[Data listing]
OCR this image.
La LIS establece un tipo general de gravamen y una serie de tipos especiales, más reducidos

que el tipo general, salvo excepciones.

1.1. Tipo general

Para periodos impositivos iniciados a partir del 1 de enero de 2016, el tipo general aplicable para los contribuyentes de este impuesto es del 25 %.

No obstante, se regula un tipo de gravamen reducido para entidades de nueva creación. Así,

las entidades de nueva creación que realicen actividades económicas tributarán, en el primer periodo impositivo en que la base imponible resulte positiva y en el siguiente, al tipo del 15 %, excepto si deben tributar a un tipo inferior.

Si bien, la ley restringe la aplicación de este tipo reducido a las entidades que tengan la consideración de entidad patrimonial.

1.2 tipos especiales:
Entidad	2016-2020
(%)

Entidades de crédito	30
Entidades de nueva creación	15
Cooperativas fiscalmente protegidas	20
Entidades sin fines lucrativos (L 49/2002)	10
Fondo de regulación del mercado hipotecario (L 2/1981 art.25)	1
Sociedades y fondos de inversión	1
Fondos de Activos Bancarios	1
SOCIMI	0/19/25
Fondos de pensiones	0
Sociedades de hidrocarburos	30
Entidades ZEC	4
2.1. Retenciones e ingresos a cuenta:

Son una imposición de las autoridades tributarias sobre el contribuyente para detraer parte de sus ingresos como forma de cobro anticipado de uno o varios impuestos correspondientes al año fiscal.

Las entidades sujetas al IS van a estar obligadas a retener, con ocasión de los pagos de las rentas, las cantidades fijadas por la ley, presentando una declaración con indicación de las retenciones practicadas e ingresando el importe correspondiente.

[DIRECTION] Copy each record from above without leaving any out.

[RESULT OF THIS EXERCISE]
OCR this image.
La LIS establece un tipo general de gravamen y una serie de tipos especiales, más reducidos

que el tipo general, salvo excepciones.

1.1. Tipo general

Para periodos impositivos iniciados a partir del 1 de enero de 2016, el tipo general aplicable para los contribuyentes de este impuesto es del 25 %.

No obstante, se regula un tipo de gravamen reducido para entidades de nueva creación. Así,

las entidades de nueva creación que realicen actividades económicas tributarán, en el primer periodo impositivo en que la base imponible resulte positiva y en el siguiente, al tipo del 15 %, excepto si deben tributar a un tipo inferior.

Si bien, la ley restringe la aplicación de este tipo reducido a las entidades que tengan la consideración de entidad patrimonial.

1.2 tipos especiales:
Entidad	2016-2020
(%)

Entidades de crédito	30
Entidades de nueva creación	15
Cooperativas fiscalmente protegidas	20
Entidades sin fines lucrativos (L 49/2002)	10
Fondo de regulación del mercado hipotecario (L 2/1981 art.25)	1
Sociedades y fondos de inversión	1
Fondos de Activos Bancarios	1
SOCIMI	0/19/25
Fondos de pensiones	0
Sociedades de hidrocarburos	30
Entidades ZEC	4
2.1. Retenciones e ingresos a cuenta:

Son una imposición de las autoridades tributarias sobre el contribuyente para detraer parte de sus ingresos como forma de cobro anticipado de uno o varios impuestos correspondientes al año fiscal.

Las entidades sujetas al IS van a estar obligadas a retener, con ocasión de los pagos de las rentas, las cantidades fijadas por la ley, presentando una declaración con indicación de las retenciones practicadas e ingresando el importe correspondiente.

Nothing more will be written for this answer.